#### Supplied records
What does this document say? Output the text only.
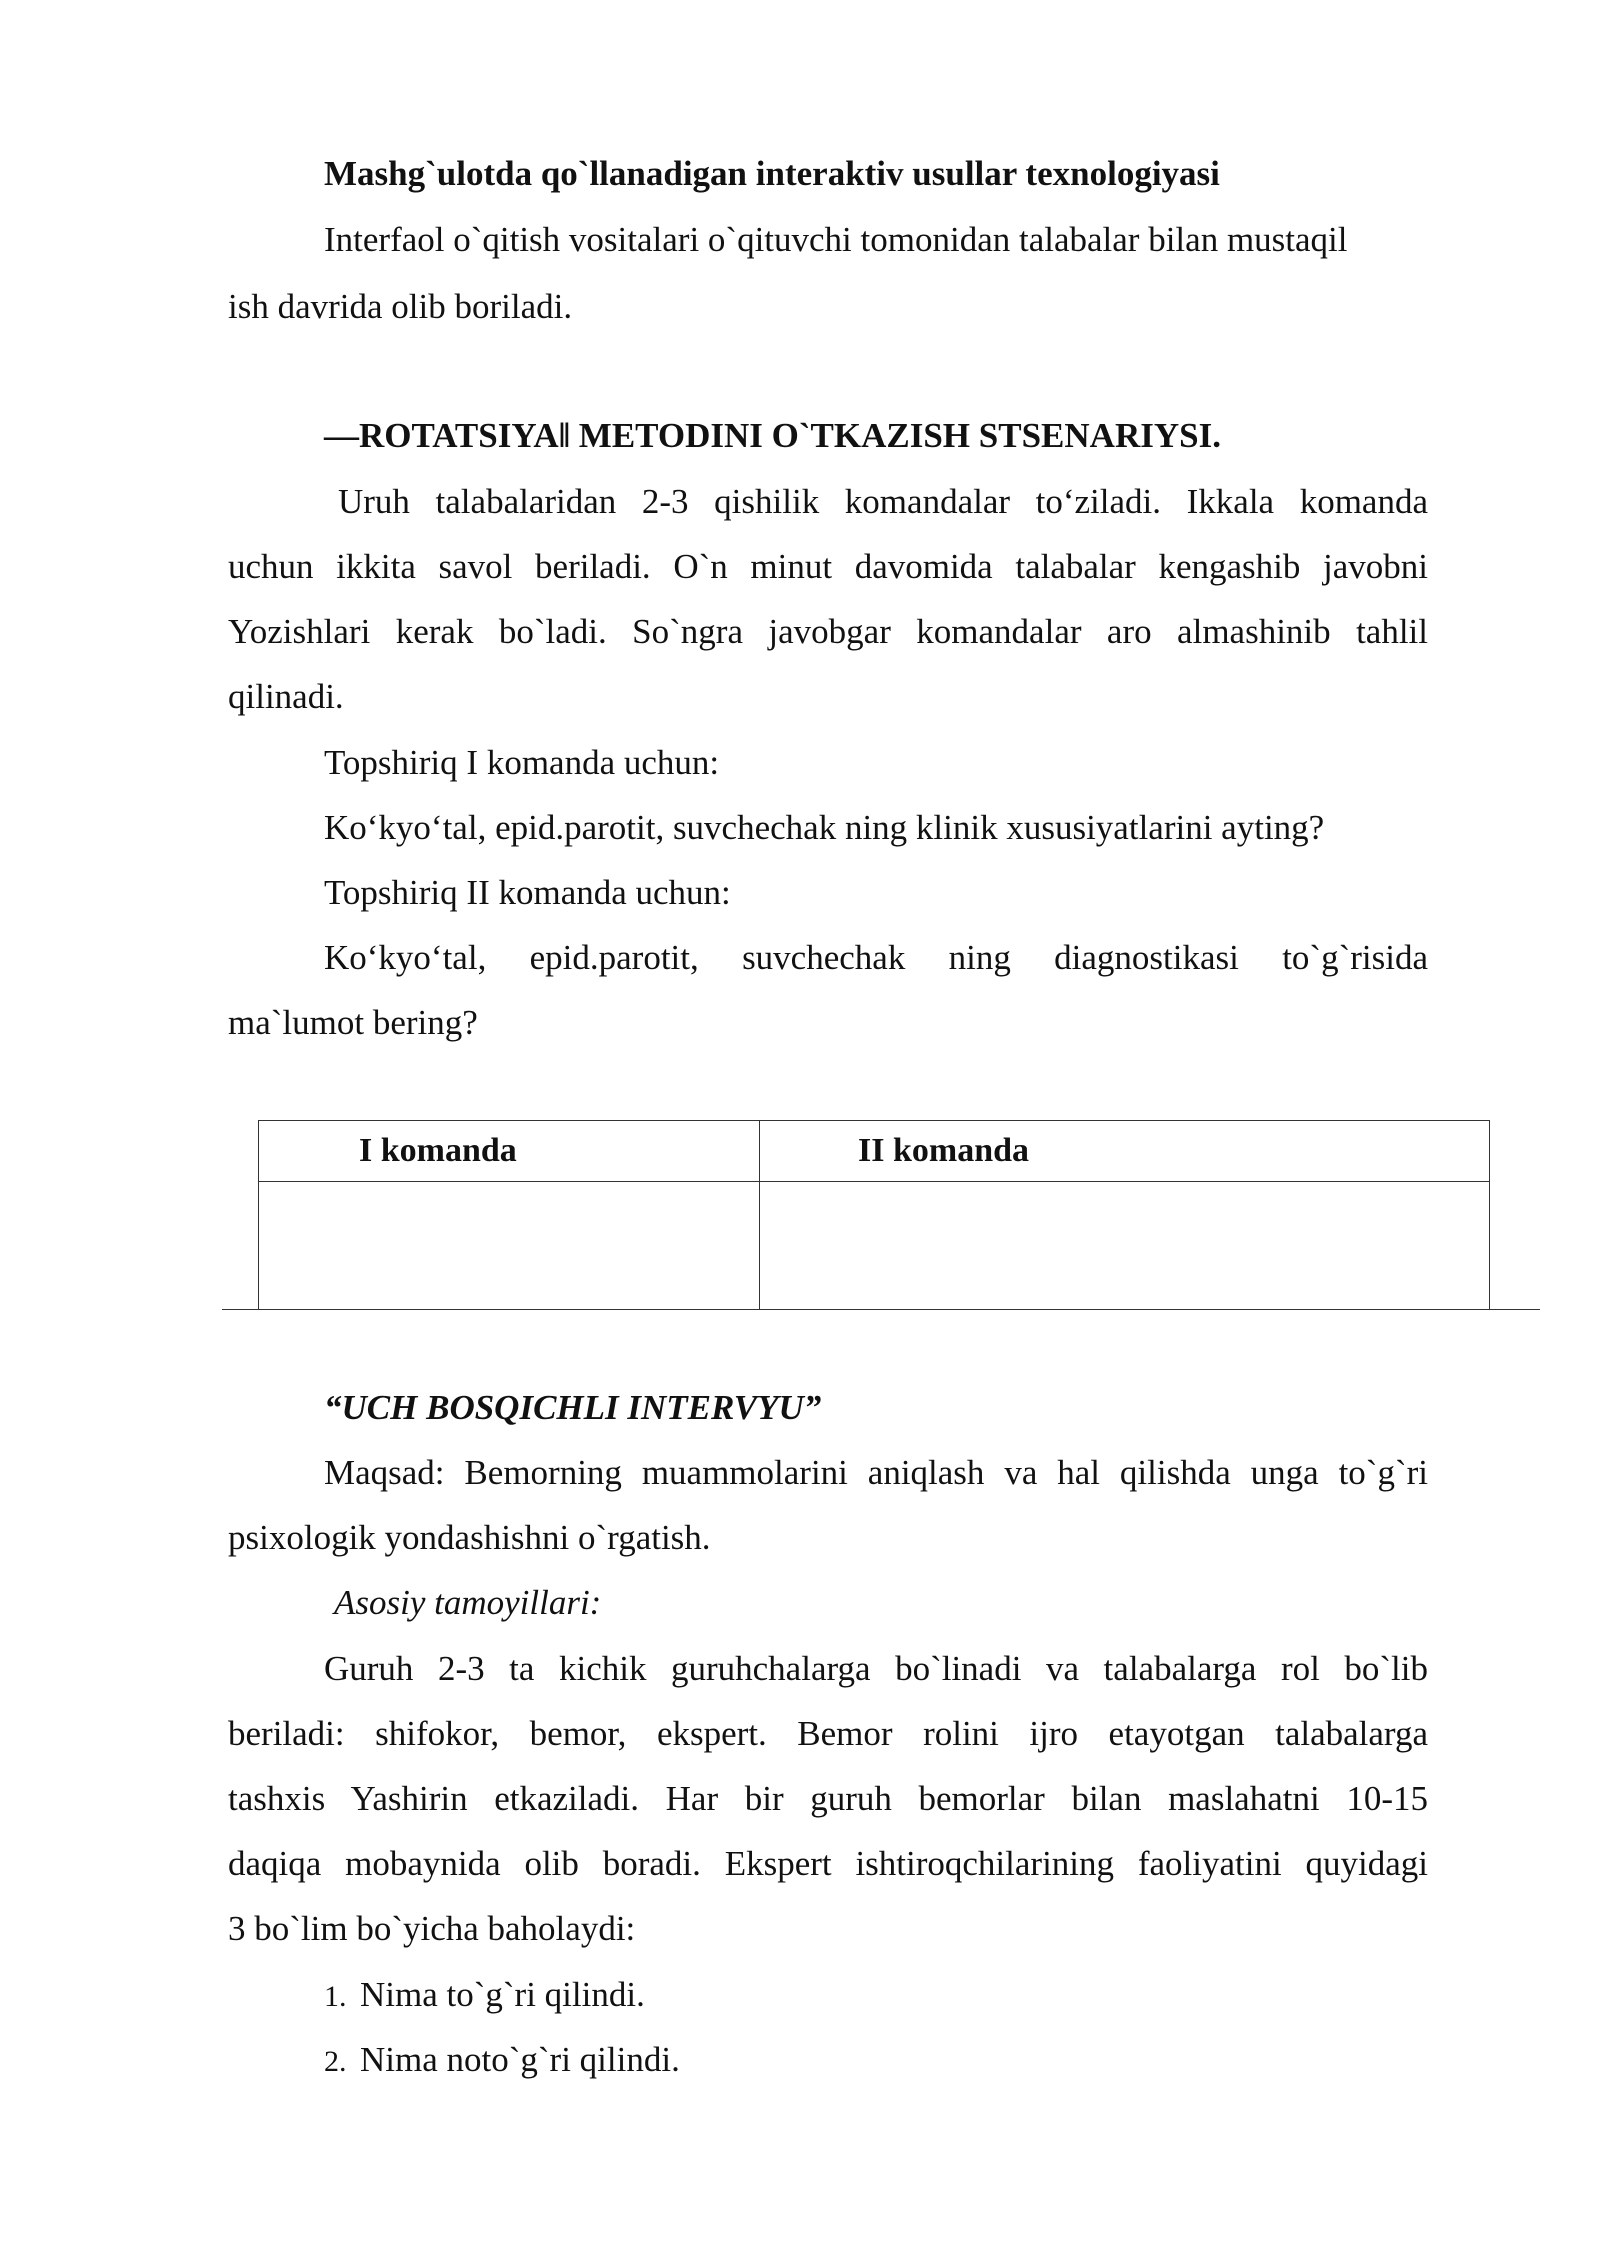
Mashg`ulotda qo`llanadigan interaktiv usullar texnologiyasi
Interfaol o`qitish vositalari o`qituvchi tomonidan talabalar bilan mustaqil
ish davrida olib boriladi.
―ROTATSIYA‖ METODINI O`TKAZISH STSENARIYSI.
Uruh talabalaridan 2-3 qishilik komandalar to‘ziladi. Ikkala komanda
uchun ikkita savol beriladi. O`n minut davomida talabalar kengashib javobni
Yozishlari kerak bo`ladi. So`ngra javobgar komandalar aro almashinib tahlil
qilinadi.
Topshiriq I komanda uchun:
Ko‘kyo‘tal, epid.parotit, suvchechak ning klinik xususiyatlarini ayting?
Topshiriq II komanda uchun:
Ko‘kyo‘tal, epid.parotit, suvchechak ning diagnostikasi to`g`risida
ma`lumot bering?
I komanda	II komanda

“UCH BOSQICHLI INTERVYU”
Maqsad: Bemorning muammolarini aniqlash va hal qilishda unga to`g`ri
psixologik yondashishni o`rgatish.
Asosiy tamoyillari:
Guruh 2-3 ta kichik guruhchalarga bo`linadi va talabalarga rol bo`lib
beriladi: shifokor, bemor, ekspert. Bemor rolini ijro etayotgan talabalarga
tashxis Yashirin etkaziladi. Har bir guruh bemorlar bilan maslahatni 10-15
daqiqa mobaynida olib boradi. Ekspert ishtiroqchilarining faoliyatini quyidagi
3 bo`lim bo`yicha baholaydi:
1. Nima to`g`ri qilindi.
2. Nima noto`g`ri qilindi.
########
[Task brief] Write out the listing above exactly as it stands, pictures excluded.

[Finished exercise]
What does this document say? Output the text only.
Mashg`ulotda qo`llanadigan interaktiv usullar texnologiyasi
Interfaol o`qitish vositalari o`qituvchi tomonidan talabalar bilan mustaqil
ish davrida olib boriladi.
―ROTATSIYA‖ METODINI O`TKAZISH STSENARIYSI.
Uruh talabalaridan 2-3 qishilik komandalar to‘ziladi. Ikkala komanda
uchun ikkita savol beriladi. O`n minut davomida talabalar kengashib javobni
Yozishlari kerak bo`ladi. So`ngra javobgar komandalar aro almashinib tahlil
qilinadi.
Topshiriq I komanda uchun:
Ko‘kyo‘tal, epid.parotit, suvchechak ning klinik xususiyatlarini ayting?
Topshiriq II komanda uchun:
Ko‘kyo‘tal, epid.parotit, suvchechak ning diagnostikasi to`g`risida
ma`lumot bering?
I komanda	II komanda

“UCH BOSQICHLI INTERVYU”
Maqsad: Bemorning muammolarini aniqlash va hal qilishda unga to`g`ri
psixologik yondashishni o`rgatish.
Asosiy tamoyillari:
Guruh 2-3 ta kichik guruhchalarga bo`linadi va talabalarga rol bo`lib
beriladi: shifokor, bemor, ekspert. Bemor rolini ijro etayotgan talabalarga
tashxis Yashirin etkaziladi. Har bir guruh bemorlar bilan maslahatni 10-15
daqiqa mobaynida olib boradi. Ekspert ishtiroqchilarining faoliyatini quyidagi
3 bo`lim bo`yicha baholaydi:
1. Nima to`g`ri qilindi.
2. Nima noto`g`ri qilindi.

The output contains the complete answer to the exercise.